## The request
Show all lines holding the string "الشبكة".

+++ Given information

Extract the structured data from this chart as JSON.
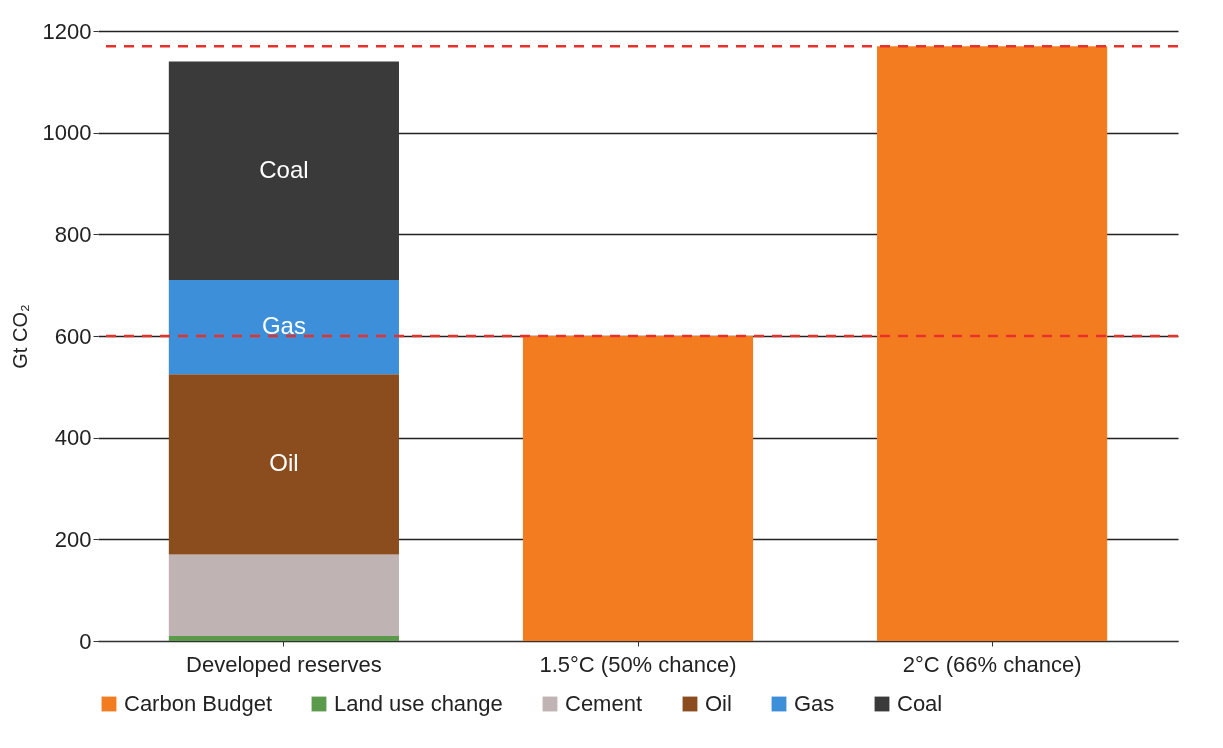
{
  "chart_data": {
    "type": "bar",
    "stacked": true,
    "ylabel": "Gt CO₂",
    "categories": [
      "Developed reserves",
      "1.5°C (50% chance)",
      "2°C (66% chance)"
    ],
    "series": [
      {
        "name": "Carbon Budget",
        "color": "#f47c20",
        "values": [
          null,
          600,
          1170
        ]
      },
      {
        "name": "Land use change",
        "color": "#5a9a4a",
        "values": [
          10,
          null,
          null
        ]
      },
      {
        "name": "Cement",
        "color": "#bfb3b3",
        "values": [
          160,
          null,
          null
        ]
      },
      {
        "name": "Oil",
        "color": "#8b4d1e",
        "values": [
          355,
          null,
          null
        ]
      },
      {
        "name": "Gas",
        "color": "#3d8fd9",
        "values": [
          185,
          null,
          null
        ]
      },
      {
        "name": "Coal",
        "color": "#3a3a3a",
        "values": [
          430,
          null,
          null
        ]
      }
    ],
    "ylim": [
      0,
      1200
    ],
    "yticks": [
      0,
      200,
      400,
      600,
      800,
      {
        "value": 1000,
        "label": "1000"
      },
      {
        "value": 1200,
        "label": "1200"
      }
    ],
    "grid": "y",
    "legend": "bottom",
    "ref_lines": [
      {
        "axis": "y",
        "value": 600,
        "color": "#e8312a",
        "line_style": "dashed"
      },
      {
        "axis": "y",
        "value": 1170,
        "color": "#e8312a",
        "line_style": "dashed"
      }
    ],
    "annotations": [
      "Coal",
      "Gas",
      "Oil"
    ]
  }
}
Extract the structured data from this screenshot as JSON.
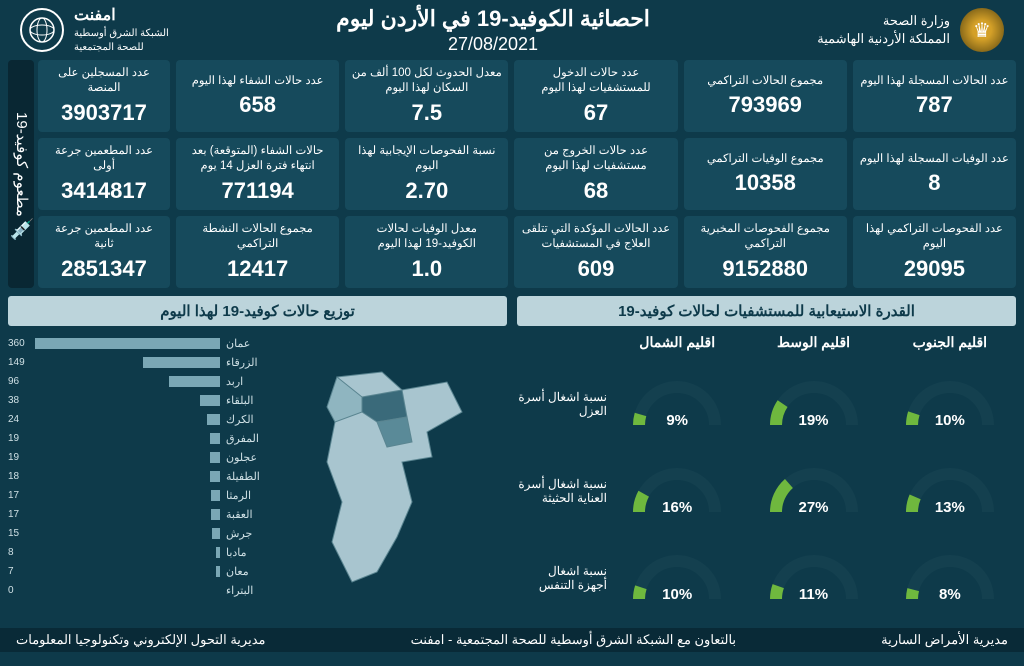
{
  "header": {
    "ministry_line1": "وزارة الصحة",
    "ministry_line2": "المملكة الأردنية الهاشمية",
    "title": "احصائية الكوفيد-19 في الأردن ليوم",
    "date": "27/08/2021",
    "network_line1": "امفنت",
    "network_line2": "الشبكة الشرق أوسطية",
    "network_line3": "للصحة المجتمعية"
  },
  "vaccine": {
    "sidebar_label": "مطعوم كوفيد-19",
    "boxes": [
      {
        "label": "عدد المسجلين على المنصة",
        "value": "3903717"
      },
      {
        "label": "عدد المطعمين جرعة أولى",
        "value": "3414817"
      },
      {
        "label": "عدد المطعمين جرعة ثانية",
        "value": "2851347"
      }
    ]
  },
  "stats": [
    {
      "label": "عدد الحالات المسجلة لهذا اليوم",
      "value": "787"
    },
    {
      "label": "مجموع الحالات التراكمي",
      "value": "793969"
    },
    {
      "label": "عدد حالات الدخول للمستشفيات لهذا اليوم",
      "value": "67"
    },
    {
      "label": "معدل الحدوث لكل 100 ألف من السكان لهذا اليوم",
      "value": "7.5"
    },
    {
      "label": "عدد حالات الشفاء لهذا اليوم",
      "value": "658"
    },
    {
      "label": "عدد الوفيات المسجلة لهذا اليوم",
      "value": "8"
    },
    {
      "label": "مجموع الوفيات التراكمي",
      "value": "10358"
    },
    {
      "label": "عدد حالات الخروج من مستشفيات لهذا اليوم",
      "value": "68"
    },
    {
      "label": "نسبة الفحوصات الإيجابية لهذا اليوم",
      "value": "2.70"
    },
    {
      "label": "حالات الشفاء (المتوقعة) بعد انتهاء فترة العزل 14 يوم",
      "value": "771194"
    },
    {
      "label": "عدد الفحوصات التراكمي لهذا اليوم",
      "value": "29095"
    },
    {
      "label": "مجموع الفحوصات المخبرية التراكمي",
      "value": "9152880"
    },
    {
      "label": "عدد الحالات المؤكدة التي تتلقى العلاج في المستشفيات",
      "value": "609"
    },
    {
      "label": "معدل الوفيات لحالات الكوفيد-19 لهذا اليوم",
      "value": "1.0"
    },
    {
      "label": "مجموع الحالات النشطة التراكمي",
      "value": "12417"
    }
  ],
  "capacity": {
    "title": "القدرة الاستيعابية للمستشفيات لحالات كوفيد-19",
    "regions": [
      "اقليم الشمال",
      "اقليم الوسط",
      "اقليم الجنوب"
    ],
    "rows": [
      {
        "label": "نسبة اشغال أسرة العزل",
        "values": [
          9,
          19,
          10
        ]
      },
      {
        "label": "نسبة اشغال أسرة العناية الحثيثة",
        "values": [
          16,
          27,
          13
        ]
      },
      {
        "label": "نسبة اشغال أجهزة التنفس",
        "values": [
          10,
          11,
          8
        ]
      }
    ],
    "gauge_bg": "#14404f",
    "gauge_fg": "#6fb83e"
  },
  "distribution": {
    "title": "توزيع حالات كوفيد-19 لهذا اليوم",
    "max": 360,
    "bar_color": "#7aa7b5",
    "items": [
      {
        "name": "عمان",
        "value": 360
      },
      {
        "name": "الزرقاء",
        "value": 149
      },
      {
        "name": "اربد",
        "value": 96
      },
      {
        "name": "البلقاء",
        "value": 38
      },
      {
        "name": "الكرك",
        "value": 24
      },
      {
        "name": "المفرق",
        "value": 19
      },
      {
        "name": "عجلون",
        "value": 19
      },
      {
        "name": "الطفيلة",
        "value": 18
      },
      {
        "name": "الرمثا",
        "value": 17
      },
      {
        "name": "العقبة",
        "value": 17
      },
      {
        "name": "جرش",
        "value": 15
      },
      {
        "name": "مادبا",
        "value": 8
      },
      {
        "name": "معان",
        "value": 7
      },
      {
        "name": "البتراء",
        "value": 0
      }
    ]
  },
  "footer": {
    "right": "مديرية الأمراض السارية",
    "center": "بالتعاون مع الشبكة الشرق أوسطية للصحة المجتمعية - امفنت",
    "left": "مديرية التحول الإلكتروني وتكنولوجيا المعلومات"
  }
}
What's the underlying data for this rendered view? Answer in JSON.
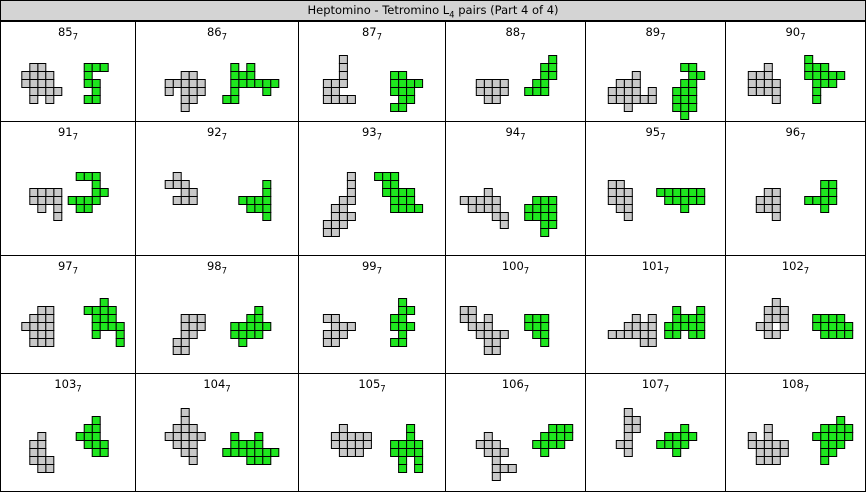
{
  "header": {
    "title_prefix": "Heptomino - Tetromino L",
    "title_subscript": "4",
    "title_suffix": " pairs (Part 4 of 4)"
  },
  "colors": {
    "heptomino": "#c8c8c8",
    "tetromino_fill": "#1ee61e",
    "outline": "#000000",
    "header_bg": "#d4d4d4"
  },
  "rows": [
    {
      "cells": [
        {
          "n": "85",
          "sub": "7"
        },
        {
          "n": "86",
          "sub": "7"
        },
        {
          "n": "87",
          "sub": "7"
        },
        {
          "n": "88",
          "sub": "7"
        },
        {
          "n": "89",
          "sub": "7"
        },
        {
          "n": "90",
          "sub": "7"
        }
      ]
    },
    {
      "cells": [
        {
          "n": "91",
          "sub": "7"
        },
        {
          "n": "92",
          "sub": "7"
        },
        {
          "n": "93",
          "sub": "7"
        },
        {
          "n": "94",
          "sub": "7"
        },
        {
          "n": "95",
          "sub": "7"
        },
        {
          "n": "96",
          "sub": "7"
        }
      ]
    },
    {
      "cells": [
        {
          "n": "97",
          "sub": "7"
        },
        {
          "n": "98",
          "sub": "7"
        },
        {
          "n": "99",
          "sub": "7"
        },
        {
          "n": "100",
          "sub": "7"
        },
        {
          "n": "101",
          "sub": "7"
        },
        {
          "n": "102",
          "sub": "7"
        }
      ]
    },
    {
      "cells": [
        {
          "n": "103",
          "sub": "7"
        },
        {
          "n": "104",
          "sub": "7"
        },
        {
          "n": "105",
          "sub": "7"
        },
        {
          "n": "106",
          "sub": "7"
        },
        {
          "n": "107",
          "sub": "7"
        },
        {
          "n": "108",
          "sub": "7"
        }
      ]
    }
  ]
}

++++++

## Finished task
    "network_line2": "الشبكة الشرق أوسطية",
    "center": "بالتعاون مع الشبكة الشرق أوسطية للصحة المجتمعية - امفنت",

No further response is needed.